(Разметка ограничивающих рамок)
+ + + + +

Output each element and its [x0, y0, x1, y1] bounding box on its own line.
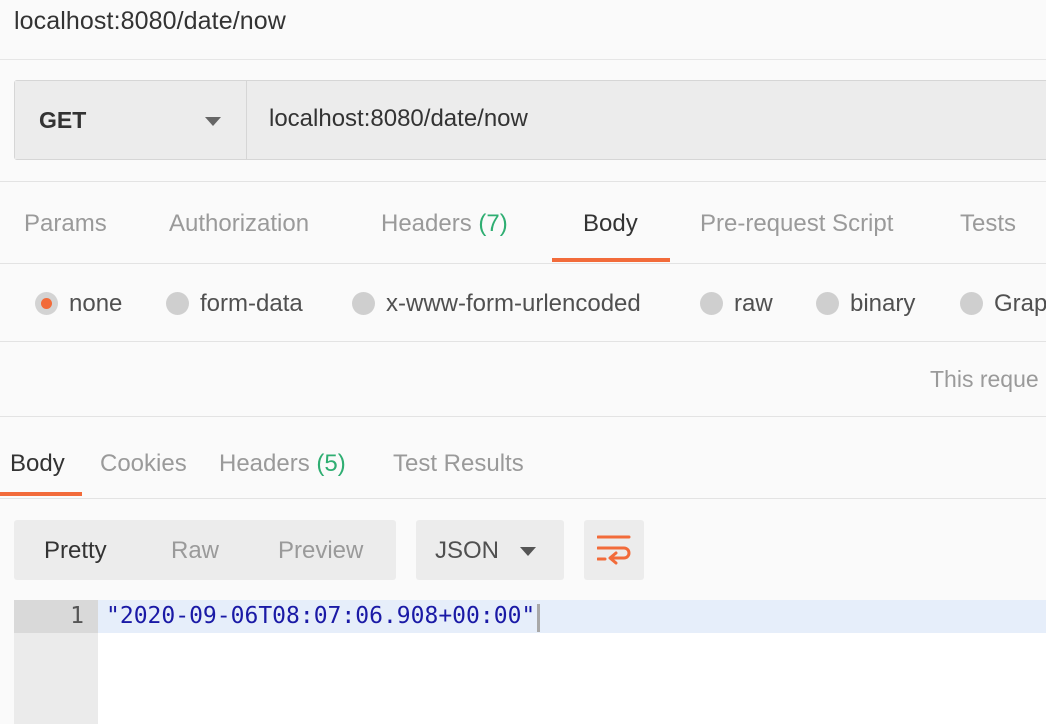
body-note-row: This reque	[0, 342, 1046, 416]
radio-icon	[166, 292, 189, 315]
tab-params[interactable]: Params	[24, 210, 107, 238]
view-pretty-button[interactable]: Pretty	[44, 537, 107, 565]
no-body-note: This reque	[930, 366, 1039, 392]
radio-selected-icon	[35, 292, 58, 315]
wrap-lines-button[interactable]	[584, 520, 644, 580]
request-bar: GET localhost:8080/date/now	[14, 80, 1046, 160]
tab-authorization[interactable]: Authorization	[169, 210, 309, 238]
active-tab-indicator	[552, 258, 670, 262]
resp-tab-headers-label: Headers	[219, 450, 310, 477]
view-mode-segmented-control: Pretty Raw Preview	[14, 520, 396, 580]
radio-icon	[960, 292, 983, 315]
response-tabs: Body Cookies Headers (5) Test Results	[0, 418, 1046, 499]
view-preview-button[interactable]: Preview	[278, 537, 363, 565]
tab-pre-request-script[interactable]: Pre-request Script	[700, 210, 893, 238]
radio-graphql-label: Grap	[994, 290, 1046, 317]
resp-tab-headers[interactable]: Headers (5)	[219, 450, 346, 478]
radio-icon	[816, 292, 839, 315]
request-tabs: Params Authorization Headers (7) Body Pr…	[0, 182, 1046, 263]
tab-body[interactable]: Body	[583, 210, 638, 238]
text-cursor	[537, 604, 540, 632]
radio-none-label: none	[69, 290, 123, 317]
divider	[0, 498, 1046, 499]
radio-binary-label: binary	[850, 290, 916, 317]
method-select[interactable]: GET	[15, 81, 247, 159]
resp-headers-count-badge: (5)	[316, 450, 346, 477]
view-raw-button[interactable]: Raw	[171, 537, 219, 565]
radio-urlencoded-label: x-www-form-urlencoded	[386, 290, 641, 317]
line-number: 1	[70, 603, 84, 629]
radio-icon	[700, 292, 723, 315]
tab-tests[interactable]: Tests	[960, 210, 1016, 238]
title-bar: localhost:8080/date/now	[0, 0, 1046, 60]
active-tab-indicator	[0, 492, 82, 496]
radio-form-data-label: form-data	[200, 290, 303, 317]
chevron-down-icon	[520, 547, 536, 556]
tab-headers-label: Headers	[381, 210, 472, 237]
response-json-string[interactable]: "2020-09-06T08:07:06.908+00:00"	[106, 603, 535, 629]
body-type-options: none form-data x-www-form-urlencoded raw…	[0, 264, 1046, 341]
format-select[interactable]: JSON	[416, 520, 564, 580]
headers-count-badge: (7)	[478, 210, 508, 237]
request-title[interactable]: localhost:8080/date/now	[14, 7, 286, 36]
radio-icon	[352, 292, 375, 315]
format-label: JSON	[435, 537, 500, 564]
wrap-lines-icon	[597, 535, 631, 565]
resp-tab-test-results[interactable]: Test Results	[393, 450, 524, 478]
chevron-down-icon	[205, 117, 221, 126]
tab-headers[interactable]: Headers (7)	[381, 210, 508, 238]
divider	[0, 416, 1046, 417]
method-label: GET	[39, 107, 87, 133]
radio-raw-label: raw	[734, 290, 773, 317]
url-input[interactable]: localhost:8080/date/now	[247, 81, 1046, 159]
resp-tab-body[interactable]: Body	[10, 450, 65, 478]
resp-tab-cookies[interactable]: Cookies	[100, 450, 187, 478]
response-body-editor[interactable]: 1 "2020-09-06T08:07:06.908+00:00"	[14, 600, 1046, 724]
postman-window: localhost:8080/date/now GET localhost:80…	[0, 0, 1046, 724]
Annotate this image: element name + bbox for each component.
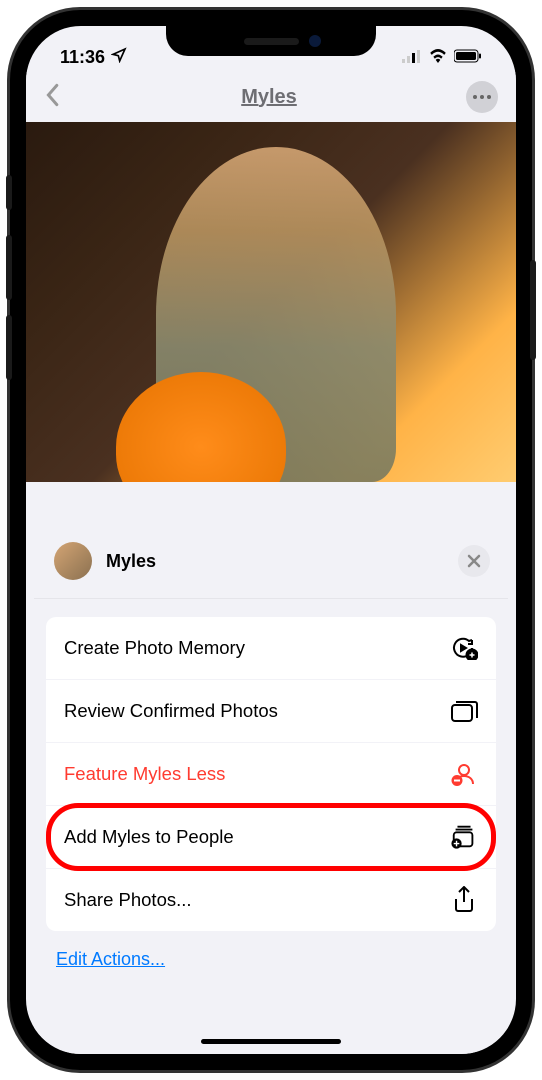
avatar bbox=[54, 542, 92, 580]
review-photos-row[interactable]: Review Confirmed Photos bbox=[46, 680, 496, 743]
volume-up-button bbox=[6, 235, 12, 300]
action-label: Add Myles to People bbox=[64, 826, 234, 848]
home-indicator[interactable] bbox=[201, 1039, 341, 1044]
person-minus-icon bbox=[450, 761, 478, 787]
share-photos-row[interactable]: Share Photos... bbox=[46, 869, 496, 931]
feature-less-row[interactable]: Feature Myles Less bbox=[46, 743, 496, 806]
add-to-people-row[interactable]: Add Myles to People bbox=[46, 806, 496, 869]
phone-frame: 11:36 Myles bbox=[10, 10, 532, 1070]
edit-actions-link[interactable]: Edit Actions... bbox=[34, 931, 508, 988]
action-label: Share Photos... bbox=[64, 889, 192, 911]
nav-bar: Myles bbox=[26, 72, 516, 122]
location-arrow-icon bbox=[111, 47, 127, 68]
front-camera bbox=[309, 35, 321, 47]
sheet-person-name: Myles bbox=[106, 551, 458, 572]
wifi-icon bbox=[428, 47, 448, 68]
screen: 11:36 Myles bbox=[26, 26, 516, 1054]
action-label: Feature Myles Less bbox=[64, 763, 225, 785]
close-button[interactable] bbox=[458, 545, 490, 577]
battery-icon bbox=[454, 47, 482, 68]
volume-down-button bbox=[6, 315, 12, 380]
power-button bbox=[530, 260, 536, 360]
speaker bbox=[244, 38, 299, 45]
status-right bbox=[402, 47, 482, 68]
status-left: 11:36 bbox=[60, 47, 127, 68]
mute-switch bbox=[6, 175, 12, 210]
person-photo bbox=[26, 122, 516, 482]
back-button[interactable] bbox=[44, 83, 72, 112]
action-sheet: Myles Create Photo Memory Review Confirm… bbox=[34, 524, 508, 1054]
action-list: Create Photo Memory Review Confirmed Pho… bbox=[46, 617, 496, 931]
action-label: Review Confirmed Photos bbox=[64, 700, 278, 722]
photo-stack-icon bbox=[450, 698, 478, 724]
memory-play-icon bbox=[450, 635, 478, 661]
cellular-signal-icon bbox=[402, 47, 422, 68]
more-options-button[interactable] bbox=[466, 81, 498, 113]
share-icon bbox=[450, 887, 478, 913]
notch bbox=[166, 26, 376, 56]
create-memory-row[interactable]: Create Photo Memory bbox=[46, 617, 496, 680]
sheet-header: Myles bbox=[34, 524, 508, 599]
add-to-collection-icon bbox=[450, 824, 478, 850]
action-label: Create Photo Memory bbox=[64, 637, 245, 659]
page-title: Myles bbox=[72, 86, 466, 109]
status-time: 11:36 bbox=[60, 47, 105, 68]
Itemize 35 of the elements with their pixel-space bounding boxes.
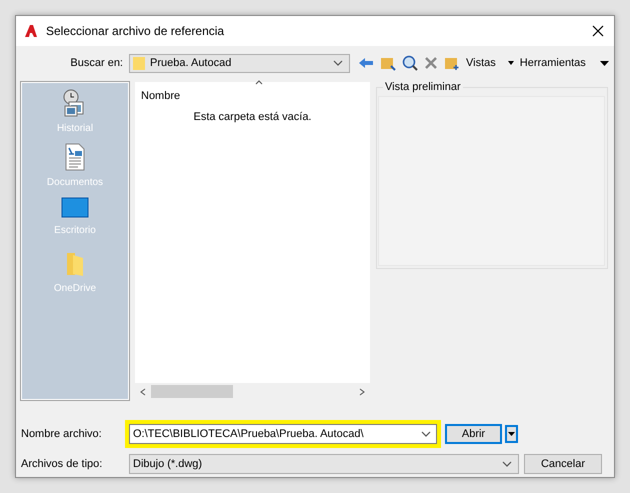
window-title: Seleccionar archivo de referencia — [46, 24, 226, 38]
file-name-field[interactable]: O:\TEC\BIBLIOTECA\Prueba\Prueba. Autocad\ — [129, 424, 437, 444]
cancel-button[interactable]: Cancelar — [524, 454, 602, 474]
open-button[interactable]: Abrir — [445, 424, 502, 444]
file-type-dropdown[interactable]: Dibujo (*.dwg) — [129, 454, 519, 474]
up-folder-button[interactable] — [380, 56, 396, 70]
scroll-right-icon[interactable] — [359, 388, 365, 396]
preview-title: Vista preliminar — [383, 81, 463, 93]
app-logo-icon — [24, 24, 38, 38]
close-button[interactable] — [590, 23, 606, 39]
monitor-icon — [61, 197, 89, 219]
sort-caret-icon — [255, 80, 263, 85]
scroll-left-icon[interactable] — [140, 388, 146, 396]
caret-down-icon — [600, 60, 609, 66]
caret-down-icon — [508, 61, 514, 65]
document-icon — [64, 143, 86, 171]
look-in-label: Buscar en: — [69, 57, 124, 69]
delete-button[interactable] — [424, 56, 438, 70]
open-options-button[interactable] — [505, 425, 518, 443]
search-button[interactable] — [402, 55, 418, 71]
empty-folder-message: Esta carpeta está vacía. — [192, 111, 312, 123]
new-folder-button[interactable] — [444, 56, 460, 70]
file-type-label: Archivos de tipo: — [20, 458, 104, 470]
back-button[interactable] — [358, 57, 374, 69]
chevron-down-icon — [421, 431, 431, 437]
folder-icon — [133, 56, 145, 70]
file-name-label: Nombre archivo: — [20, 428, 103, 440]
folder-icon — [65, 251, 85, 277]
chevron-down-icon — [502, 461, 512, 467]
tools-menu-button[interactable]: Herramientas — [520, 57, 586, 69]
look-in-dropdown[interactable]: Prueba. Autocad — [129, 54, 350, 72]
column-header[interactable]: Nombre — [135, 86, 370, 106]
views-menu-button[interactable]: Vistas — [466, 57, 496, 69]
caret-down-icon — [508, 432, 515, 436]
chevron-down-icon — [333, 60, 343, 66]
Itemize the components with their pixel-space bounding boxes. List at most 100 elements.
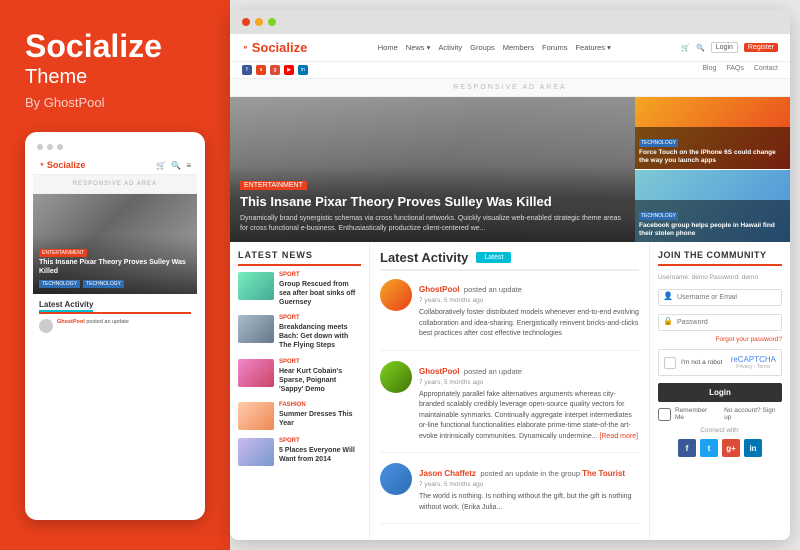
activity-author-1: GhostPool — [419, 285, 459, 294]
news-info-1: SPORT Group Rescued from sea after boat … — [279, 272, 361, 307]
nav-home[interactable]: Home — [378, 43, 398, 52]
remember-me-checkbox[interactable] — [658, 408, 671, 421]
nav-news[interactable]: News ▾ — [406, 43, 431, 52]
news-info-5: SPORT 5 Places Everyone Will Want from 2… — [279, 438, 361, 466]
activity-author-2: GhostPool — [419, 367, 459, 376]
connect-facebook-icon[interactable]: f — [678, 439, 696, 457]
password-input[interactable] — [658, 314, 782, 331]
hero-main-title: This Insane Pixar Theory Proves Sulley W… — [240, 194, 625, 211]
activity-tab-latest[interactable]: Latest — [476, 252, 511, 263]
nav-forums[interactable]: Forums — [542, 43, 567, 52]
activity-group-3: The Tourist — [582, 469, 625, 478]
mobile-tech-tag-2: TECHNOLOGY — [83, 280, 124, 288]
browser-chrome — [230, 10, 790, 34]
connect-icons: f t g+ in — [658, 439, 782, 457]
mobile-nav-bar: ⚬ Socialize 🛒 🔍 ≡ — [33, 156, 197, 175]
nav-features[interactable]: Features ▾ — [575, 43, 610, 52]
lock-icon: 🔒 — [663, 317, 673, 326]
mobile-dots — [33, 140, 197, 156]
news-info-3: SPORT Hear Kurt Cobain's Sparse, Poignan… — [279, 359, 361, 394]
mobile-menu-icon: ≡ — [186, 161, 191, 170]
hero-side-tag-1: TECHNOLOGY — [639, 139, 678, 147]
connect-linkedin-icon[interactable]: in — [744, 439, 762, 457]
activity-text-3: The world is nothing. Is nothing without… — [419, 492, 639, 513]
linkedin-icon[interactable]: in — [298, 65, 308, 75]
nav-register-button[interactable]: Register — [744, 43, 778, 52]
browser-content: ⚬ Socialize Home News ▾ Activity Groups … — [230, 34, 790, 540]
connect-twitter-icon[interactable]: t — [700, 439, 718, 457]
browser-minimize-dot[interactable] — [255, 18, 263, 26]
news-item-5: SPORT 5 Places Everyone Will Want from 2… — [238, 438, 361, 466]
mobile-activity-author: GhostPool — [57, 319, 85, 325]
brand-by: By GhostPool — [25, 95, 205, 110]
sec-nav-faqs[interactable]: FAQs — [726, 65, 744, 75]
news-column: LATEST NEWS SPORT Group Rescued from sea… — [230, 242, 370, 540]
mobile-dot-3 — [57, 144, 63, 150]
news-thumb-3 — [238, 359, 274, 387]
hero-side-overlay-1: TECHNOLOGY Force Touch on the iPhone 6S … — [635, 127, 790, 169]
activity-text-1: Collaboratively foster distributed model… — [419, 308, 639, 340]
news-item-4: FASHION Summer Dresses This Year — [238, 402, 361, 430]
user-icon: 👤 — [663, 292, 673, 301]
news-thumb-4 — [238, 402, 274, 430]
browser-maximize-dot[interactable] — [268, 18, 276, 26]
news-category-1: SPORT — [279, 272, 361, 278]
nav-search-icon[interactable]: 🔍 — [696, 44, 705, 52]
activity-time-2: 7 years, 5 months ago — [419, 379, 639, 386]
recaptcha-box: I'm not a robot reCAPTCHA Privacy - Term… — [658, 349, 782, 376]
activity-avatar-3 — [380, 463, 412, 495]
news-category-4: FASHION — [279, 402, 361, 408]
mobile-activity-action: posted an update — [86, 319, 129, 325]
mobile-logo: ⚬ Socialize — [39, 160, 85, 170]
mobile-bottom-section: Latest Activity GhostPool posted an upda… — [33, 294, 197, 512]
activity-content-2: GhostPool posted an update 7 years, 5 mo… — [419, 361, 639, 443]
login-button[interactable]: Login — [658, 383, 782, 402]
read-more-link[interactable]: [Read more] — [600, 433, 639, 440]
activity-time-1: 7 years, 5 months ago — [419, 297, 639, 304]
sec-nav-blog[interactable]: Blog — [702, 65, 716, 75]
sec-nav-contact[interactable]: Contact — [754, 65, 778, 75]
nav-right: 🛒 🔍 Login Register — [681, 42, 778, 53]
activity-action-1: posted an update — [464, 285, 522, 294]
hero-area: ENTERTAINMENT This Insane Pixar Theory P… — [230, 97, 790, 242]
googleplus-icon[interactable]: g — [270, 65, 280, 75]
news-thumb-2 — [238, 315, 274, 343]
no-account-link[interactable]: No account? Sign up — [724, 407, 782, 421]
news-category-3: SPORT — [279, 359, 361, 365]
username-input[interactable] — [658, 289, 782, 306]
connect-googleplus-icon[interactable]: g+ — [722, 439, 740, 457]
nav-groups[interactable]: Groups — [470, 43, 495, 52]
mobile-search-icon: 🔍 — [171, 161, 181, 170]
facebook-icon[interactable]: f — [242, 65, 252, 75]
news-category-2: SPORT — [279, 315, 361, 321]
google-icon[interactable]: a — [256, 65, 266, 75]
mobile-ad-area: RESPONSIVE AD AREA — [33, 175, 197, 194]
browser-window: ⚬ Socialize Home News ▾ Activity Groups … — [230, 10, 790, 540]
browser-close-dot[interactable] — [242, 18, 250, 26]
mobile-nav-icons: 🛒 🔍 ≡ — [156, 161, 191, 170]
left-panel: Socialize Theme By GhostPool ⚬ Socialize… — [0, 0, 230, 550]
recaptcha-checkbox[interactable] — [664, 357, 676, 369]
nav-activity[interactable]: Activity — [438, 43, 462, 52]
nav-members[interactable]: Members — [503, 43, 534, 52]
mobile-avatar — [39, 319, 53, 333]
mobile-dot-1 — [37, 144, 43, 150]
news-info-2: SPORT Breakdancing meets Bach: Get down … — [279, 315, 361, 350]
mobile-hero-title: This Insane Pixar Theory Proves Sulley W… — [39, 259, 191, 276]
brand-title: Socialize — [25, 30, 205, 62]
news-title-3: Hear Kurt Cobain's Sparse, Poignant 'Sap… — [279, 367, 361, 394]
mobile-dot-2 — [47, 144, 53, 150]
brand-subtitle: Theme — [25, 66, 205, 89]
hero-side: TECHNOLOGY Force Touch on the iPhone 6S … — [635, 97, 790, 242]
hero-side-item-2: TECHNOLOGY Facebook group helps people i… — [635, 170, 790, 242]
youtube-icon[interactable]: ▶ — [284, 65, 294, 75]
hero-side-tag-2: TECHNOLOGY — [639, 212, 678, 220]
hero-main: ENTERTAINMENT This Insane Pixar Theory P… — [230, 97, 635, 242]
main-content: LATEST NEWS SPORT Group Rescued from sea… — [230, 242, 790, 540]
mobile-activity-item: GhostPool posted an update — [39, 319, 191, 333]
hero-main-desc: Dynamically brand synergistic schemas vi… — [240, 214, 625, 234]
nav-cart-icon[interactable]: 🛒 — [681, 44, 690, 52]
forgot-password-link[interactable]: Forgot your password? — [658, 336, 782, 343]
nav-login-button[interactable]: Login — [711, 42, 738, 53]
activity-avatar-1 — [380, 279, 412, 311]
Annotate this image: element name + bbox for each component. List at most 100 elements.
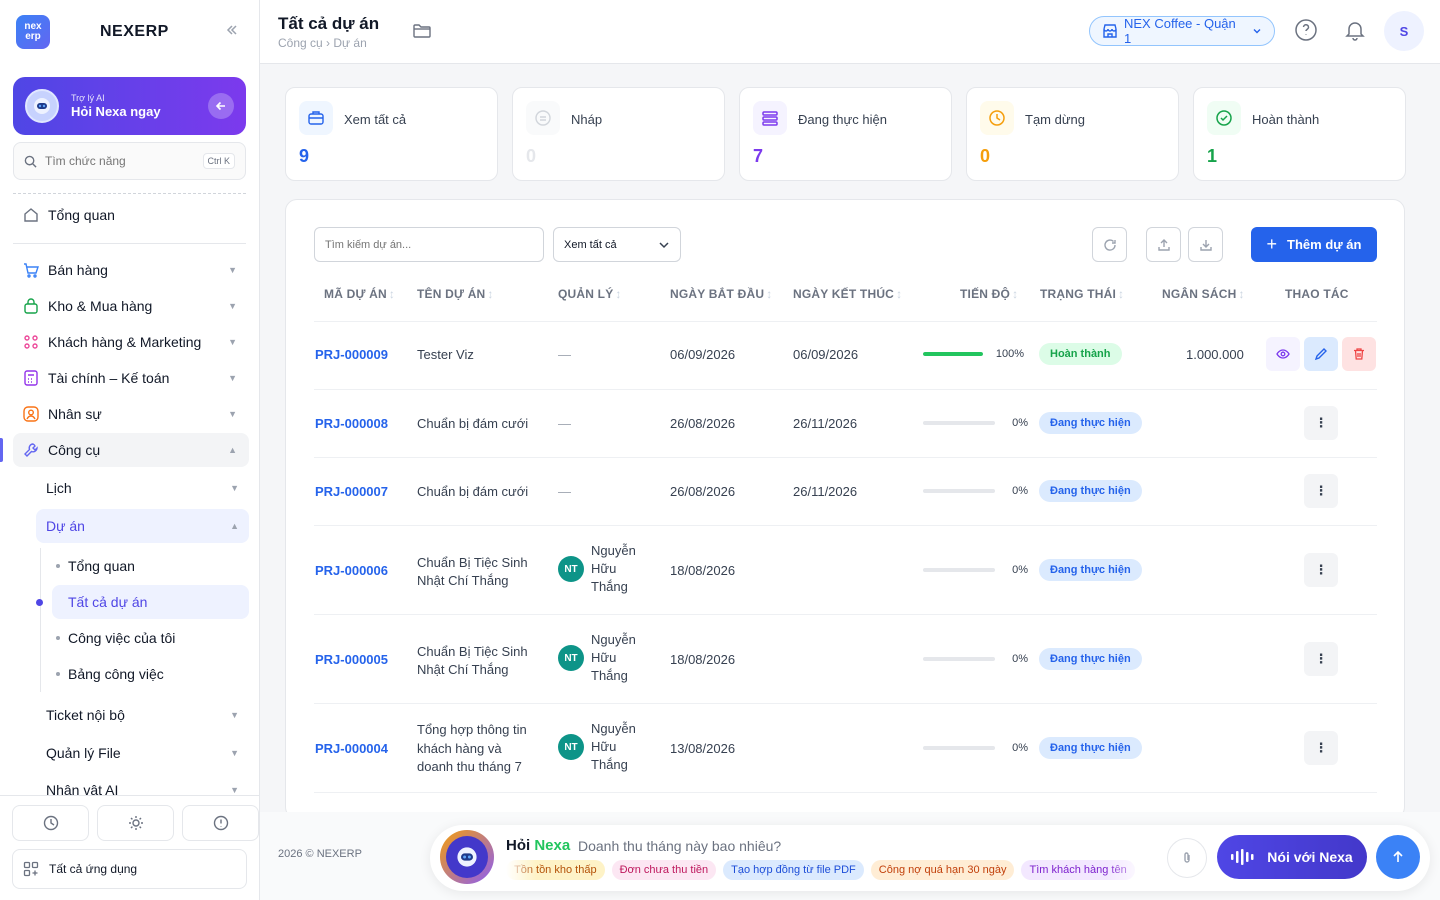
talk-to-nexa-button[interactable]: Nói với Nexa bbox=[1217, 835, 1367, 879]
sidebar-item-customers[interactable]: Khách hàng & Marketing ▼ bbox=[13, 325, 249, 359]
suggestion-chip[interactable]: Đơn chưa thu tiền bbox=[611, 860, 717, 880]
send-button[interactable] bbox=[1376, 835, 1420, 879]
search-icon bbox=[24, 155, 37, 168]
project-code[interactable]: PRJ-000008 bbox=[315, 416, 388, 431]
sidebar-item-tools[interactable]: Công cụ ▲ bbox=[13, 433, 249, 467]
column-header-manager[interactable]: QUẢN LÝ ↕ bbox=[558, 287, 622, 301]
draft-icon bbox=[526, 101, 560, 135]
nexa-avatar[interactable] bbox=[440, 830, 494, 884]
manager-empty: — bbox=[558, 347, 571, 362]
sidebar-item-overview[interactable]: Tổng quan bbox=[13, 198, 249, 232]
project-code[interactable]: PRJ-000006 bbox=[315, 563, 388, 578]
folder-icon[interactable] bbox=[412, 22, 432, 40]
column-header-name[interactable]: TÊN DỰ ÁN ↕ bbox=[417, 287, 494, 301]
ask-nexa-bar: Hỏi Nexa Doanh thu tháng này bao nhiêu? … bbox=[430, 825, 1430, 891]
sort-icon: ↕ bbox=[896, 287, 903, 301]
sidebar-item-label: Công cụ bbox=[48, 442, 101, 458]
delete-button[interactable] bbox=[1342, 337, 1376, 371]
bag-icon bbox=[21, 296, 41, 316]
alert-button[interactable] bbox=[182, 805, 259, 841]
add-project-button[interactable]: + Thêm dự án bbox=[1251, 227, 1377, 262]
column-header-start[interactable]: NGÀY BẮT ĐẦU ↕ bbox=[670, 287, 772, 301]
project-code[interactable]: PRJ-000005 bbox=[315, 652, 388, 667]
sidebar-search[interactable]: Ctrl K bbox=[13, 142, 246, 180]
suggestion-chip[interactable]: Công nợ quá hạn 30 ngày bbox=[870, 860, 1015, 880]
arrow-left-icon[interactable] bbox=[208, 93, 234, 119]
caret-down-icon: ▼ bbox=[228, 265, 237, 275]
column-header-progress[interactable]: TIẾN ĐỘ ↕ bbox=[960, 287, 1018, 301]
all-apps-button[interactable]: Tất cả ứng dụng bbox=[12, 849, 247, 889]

+ + + + +

→ Задание
Перепишите без изменений строки от строки с "avatar bbox=[54, 542, 92, 580]" до строки с "home-indicator[interactable] bbox=[201, 1039, 341, 1044]" включительно.

→ Ответ
avatar bbox=[54, 542, 92, 580]
review-photos-row[interactable]: Review Confirmed Photos bbox=[46, 680, 496, 743]
volume-up-button bbox=[6, 235, 12, 300]
action-label: Add Myles to People bbox=[64, 826, 234, 848]
home-indicator[interactable] bbox=[201, 1039, 341, 1044]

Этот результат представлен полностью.